**EXERCISE PROMPT**
Print all records exactly, leaving nothing out.

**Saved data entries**
——

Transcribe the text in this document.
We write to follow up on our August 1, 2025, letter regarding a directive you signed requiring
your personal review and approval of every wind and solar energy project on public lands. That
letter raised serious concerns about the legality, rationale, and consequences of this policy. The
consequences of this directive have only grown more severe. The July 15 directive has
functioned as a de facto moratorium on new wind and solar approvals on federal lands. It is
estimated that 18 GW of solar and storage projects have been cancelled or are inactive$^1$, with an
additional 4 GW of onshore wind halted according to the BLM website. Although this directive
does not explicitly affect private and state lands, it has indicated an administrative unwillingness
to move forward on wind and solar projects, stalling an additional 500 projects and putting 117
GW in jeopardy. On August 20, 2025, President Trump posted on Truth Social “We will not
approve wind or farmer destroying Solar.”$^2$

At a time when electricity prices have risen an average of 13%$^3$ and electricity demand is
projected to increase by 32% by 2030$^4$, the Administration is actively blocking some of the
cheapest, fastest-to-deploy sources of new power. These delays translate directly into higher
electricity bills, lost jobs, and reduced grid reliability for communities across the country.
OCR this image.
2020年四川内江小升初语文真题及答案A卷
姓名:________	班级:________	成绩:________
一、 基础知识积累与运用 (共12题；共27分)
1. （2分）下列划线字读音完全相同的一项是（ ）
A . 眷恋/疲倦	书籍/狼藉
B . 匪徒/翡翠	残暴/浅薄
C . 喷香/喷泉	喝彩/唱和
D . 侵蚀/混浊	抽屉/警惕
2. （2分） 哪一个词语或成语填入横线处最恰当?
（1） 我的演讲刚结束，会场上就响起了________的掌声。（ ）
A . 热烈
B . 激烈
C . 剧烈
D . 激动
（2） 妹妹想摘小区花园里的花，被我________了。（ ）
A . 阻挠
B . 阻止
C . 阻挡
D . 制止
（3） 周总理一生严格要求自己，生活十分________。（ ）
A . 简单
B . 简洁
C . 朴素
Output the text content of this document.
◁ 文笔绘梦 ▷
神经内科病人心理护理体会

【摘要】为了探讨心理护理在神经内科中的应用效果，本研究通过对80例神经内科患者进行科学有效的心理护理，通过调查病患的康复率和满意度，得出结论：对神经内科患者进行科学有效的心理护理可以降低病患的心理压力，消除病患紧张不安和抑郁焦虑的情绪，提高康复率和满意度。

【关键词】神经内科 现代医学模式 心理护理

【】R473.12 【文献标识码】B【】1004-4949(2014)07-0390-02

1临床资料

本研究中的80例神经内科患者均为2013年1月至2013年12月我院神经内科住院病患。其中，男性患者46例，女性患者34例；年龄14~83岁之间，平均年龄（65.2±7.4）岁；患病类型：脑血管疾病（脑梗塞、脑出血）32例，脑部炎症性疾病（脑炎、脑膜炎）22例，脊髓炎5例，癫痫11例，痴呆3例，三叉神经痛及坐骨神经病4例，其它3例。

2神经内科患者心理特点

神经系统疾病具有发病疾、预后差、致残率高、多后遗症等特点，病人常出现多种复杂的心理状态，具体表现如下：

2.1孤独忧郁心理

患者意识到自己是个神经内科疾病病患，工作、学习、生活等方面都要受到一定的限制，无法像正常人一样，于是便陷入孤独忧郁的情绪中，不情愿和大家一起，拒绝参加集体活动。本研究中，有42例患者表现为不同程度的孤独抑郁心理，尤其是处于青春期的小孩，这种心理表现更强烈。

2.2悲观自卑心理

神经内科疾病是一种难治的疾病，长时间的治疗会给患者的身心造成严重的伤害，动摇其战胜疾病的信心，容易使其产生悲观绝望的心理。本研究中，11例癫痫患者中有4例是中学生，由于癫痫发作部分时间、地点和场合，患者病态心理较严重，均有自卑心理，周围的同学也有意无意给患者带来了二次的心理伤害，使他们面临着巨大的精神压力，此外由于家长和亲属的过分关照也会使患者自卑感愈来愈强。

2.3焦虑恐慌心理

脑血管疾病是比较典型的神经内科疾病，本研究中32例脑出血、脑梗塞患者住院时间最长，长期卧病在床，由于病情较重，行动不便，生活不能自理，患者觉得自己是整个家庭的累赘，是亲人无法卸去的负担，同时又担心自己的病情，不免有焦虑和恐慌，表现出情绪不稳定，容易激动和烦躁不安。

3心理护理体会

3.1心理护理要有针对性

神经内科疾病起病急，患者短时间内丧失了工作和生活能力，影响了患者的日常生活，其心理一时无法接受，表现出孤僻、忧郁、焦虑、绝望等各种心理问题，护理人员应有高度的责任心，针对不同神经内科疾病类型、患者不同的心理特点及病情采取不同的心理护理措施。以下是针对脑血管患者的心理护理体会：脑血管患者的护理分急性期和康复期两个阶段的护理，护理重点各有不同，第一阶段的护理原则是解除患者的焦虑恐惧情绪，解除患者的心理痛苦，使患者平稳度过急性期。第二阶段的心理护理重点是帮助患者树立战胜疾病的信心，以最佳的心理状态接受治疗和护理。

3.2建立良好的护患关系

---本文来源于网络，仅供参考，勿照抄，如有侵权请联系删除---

——

**REPLY**
Transcribe the text in this document.
We write to follow up on our August 1, 2025, letter regarding a directive you signed requiring
your personal review and approval of every wind and solar energy project on public lands. That
letter raised serious concerns about the legality, rationale, and consequences of this policy. The
consequences of this directive have only grown more severe. The July 15 directive has
functioned as a de facto moratorium on new wind and solar approvals on federal lands. It is
estimated that 18 GW of solar and storage projects have been cancelled or are inactive$^1$, with an
additional 4 GW of onshore wind halted according to the BLM website. Although this directive
does not explicitly affect private and state lands, it has indicated an administrative unwillingness
to move forward on wind and solar projects, stalling an additional 500 projects and putting 117
GW in jeopardy. On August 20, 2025, President Trump posted on Truth Social “We will not
approve wind or farmer destroying Solar.”$^2$

At a time when electricity prices have risen an average of 13%$^3$ and electricity demand is
projected to increase by 32% by 2030$^4$, the Administration is actively blocking some of the
cheapest, fastest-to-deploy sources of new power. These delays translate directly into higher
electricity bills, lost jobs, and reduced grid reliability for communities across the country.
OCR this image.
2020年四川内江小升初语文真题及答案A卷
姓名:________	班级:________	成绩:________
一、 基础知识积累与运用 (共12题；共27分)
1. （2分）下列划线字读音完全相同的一项是（ ）
A . 眷恋/疲倦	书籍/狼藉
B . 匪徒/翡翠	残暴/浅薄
C . 喷香/喷泉	喝彩/唱和
D . 侵蚀/混浊	抽屉/警惕
2. （2分） 哪一个词语或成语填入横线处最恰当?
（1） 我的演讲刚结束，会场上就响起了________的掌声。（ ）
A . 热烈
B . 激烈
C . 剧烈
D . 激动
（2） 妹妹想摘小区花园里的花，被我________了。（ ）
A . 阻挠
B . 阻止
C . 阻挡
D . 制止
（3） 周总理一生严格要求自己，生活十分________。（ ）
A . 简单
B . 简洁
C . 朴素
Output the text content of this document.
◁ 文笔绘梦 ▷
神经内科病人心理护理体会

【摘要】为了探讨心理护理在神经内科中的应用效果，本研究通过对80例神经内科患者进行科学有效的心理护理，通过调查病患的康复率和满意度，得出结论：对神经内科患者进行科学有效的心理护理可以降低病患的心理压力，消除病患紧张不安和抑郁焦虑的情绪，提高康复率和满意度。

【关键词】神经内科 现代医学模式 心理护理

【】R473.12 【文献标识码】B【】1004-4949(2014)07-0390-02

1临床资料

本研究中的80例神经内科患者均为2013年1月至2013年12月我院神经内科住院病患。其中，男性患者46例，女性患者34例；年龄14~83岁之间，平均年龄（65.2±7.4）岁；患病类型：脑血管疾病（脑梗塞、脑出血）32例，脑部炎症性疾病（脑炎、脑膜炎）22例，脊髓炎5例，癫痫11例，痴呆3例，三叉神经痛及坐骨神经病4例，其它3例。

2神经内科患者心理特点

神经系统疾病具有发病疾、预后差、致残率高、多后遗症等特点，病人常出现多种复杂的心理状态，具体表现如下：

2.1孤独忧郁心理

患者意识到自己是个神经内科疾病病患，工作、学习、生活等方面都要受到一定的限制，无法像正常人一样，于是便陷入孤独忧郁的情绪中，不情愿和大家一起，拒绝参加集体活动。本研究中，有42例患者表现为不同程度的孤独抑郁心理，尤其是处于青春期的小孩，这种心理表现更强烈。

2.2悲观自卑心理

神经内科疾病是一种难治的疾病，长时间的治疗会给患者的身心造成严重的伤害，动摇其战胜疾病的信心，容易使其产生悲观绝望的心理。本研究中，11例癫痫患者中有4例是中学生，由于癫痫发作部分时间、地点和场合，患者病态心理较严重，均有自卑心理，周围的同学也有意无意给患者带来了二次的心理伤害，使他们面临着巨大的精神压力，此外由于家长和亲属的过分关照也会使患者自卑感愈来愈强。

2.3焦虑恐慌心理

脑血管疾病是比较典型的神经内科疾病，本研究中32例脑出血、脑梗塞患者住院时间最长，长期卧病在床，由于病情较重，行动不便，生活不能自理，患者觉得自己是整个家庭的累赘，是亲人无法卸去的负担，同时又担心自己的病情，不免有焦虑和恐慌，表现出情绪不稳定，容易激动和烦躁不安。

3心理护理体会

3.1心理护理要有针对性

神经内科疾病起病急，患者短时间内丧失了工作和生活能力，影响了患者的日常生活，其心理一时无法接受，表现出孤僻、忧郁、焦虑、绝望等各种心理问题，护理人员应有高度的责任心，针对不同神经内科疾病类型、患者不同的心理特点及病情采取不同的心理护理措施。以下是针对脑血管患者的心理护理体会：脑血管患者的护理分急性期和康复期两个阶段的护理，护理重点各有不同，第一阶段的护理原则是解除患者的焦虑恐惧情绪，解除患者的心理痛苦，使患者平稳度过急性期。第二阶段的心理护理重点是帮助患者树立战胜疾病的信心，以最佳的心理状态接受治疗和护理。

3.2建立良好的护患关系

---本文来源于网络，仅供参考，勿照抄，如有侵权请联系删除---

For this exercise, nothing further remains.